> [THE PROBLEM] Read the material below. Count the lines containing "gmail" and give that count alone.

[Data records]
>> begin

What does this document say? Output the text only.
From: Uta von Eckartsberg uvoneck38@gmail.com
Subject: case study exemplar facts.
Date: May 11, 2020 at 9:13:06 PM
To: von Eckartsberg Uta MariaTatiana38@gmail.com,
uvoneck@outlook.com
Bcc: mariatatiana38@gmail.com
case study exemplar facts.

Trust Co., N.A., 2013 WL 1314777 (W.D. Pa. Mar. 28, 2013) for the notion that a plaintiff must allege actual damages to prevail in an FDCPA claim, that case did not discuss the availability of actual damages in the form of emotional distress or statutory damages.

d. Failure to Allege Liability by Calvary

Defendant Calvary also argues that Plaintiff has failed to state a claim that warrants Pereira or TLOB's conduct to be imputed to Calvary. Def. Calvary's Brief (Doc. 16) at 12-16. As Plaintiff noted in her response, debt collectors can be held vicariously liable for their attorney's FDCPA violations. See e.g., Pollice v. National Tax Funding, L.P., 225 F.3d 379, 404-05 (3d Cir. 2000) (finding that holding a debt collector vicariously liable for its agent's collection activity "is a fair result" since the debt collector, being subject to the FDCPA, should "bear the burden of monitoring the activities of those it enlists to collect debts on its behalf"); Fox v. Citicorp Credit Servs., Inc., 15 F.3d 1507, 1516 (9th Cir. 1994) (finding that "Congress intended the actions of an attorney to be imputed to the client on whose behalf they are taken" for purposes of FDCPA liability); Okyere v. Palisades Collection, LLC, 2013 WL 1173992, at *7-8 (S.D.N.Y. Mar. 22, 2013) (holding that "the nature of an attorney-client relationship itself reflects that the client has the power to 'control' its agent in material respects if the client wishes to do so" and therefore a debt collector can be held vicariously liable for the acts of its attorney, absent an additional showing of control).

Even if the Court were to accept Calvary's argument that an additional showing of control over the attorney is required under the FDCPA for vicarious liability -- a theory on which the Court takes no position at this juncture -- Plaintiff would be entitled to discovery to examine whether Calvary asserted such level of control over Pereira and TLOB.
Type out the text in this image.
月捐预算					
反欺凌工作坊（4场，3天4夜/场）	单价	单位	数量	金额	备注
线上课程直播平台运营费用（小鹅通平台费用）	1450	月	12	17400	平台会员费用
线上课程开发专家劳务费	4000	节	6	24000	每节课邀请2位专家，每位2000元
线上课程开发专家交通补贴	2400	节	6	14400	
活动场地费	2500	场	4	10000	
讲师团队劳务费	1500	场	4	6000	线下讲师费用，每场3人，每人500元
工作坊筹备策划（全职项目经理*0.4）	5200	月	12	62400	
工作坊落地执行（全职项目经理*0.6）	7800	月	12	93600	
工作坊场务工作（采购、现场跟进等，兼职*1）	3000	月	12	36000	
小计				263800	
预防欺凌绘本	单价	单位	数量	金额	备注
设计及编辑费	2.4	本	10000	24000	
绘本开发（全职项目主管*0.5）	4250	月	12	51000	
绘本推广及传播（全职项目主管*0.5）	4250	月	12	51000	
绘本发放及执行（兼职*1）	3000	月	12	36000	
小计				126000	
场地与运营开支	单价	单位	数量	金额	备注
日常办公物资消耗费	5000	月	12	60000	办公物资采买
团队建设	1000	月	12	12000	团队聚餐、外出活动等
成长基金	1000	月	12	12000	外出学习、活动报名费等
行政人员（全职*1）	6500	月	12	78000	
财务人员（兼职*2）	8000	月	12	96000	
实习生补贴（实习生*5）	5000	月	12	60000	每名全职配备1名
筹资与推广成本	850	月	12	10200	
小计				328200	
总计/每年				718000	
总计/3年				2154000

>> end
>> begin

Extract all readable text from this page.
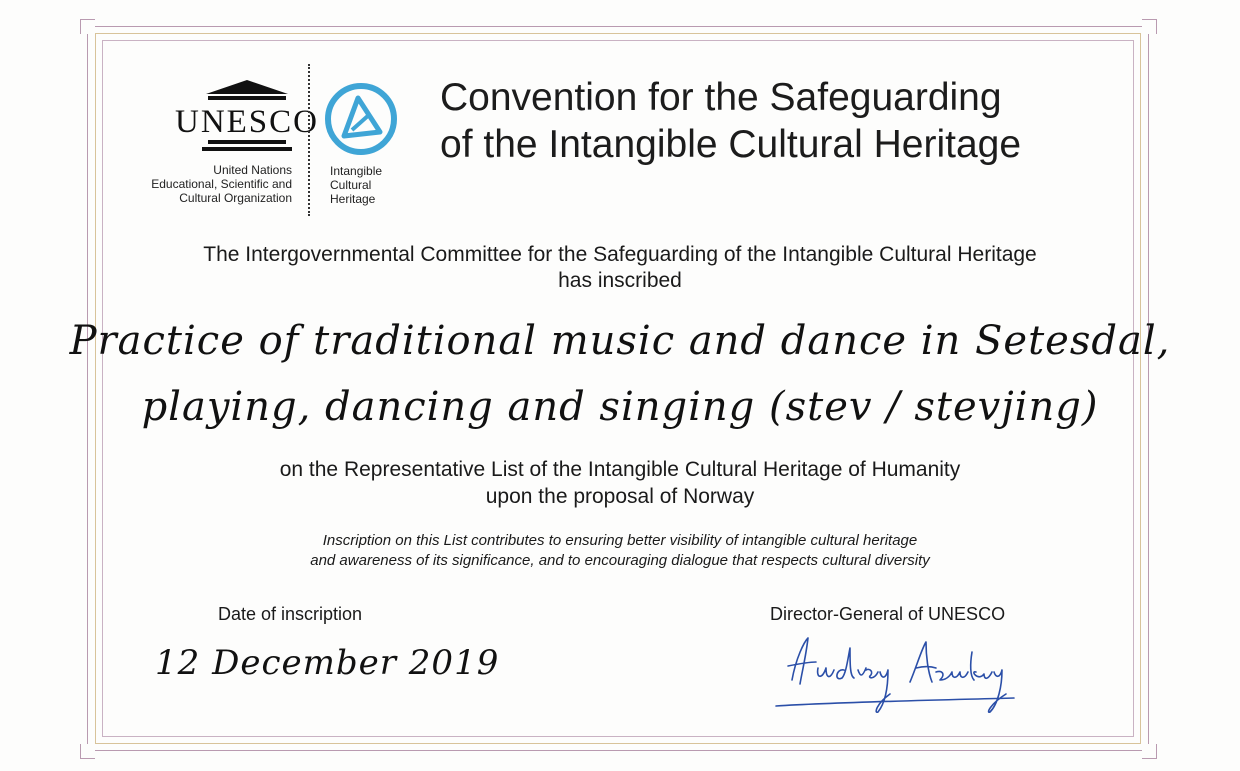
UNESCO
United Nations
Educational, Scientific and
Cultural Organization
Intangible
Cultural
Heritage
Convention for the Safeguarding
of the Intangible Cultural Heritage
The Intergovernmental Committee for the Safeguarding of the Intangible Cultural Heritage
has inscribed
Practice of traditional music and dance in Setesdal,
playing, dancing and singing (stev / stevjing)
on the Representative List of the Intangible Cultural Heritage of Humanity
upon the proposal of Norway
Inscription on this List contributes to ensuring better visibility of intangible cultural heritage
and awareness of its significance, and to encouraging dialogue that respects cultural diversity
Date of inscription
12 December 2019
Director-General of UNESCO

>> end

> [FINISHED TASK] 3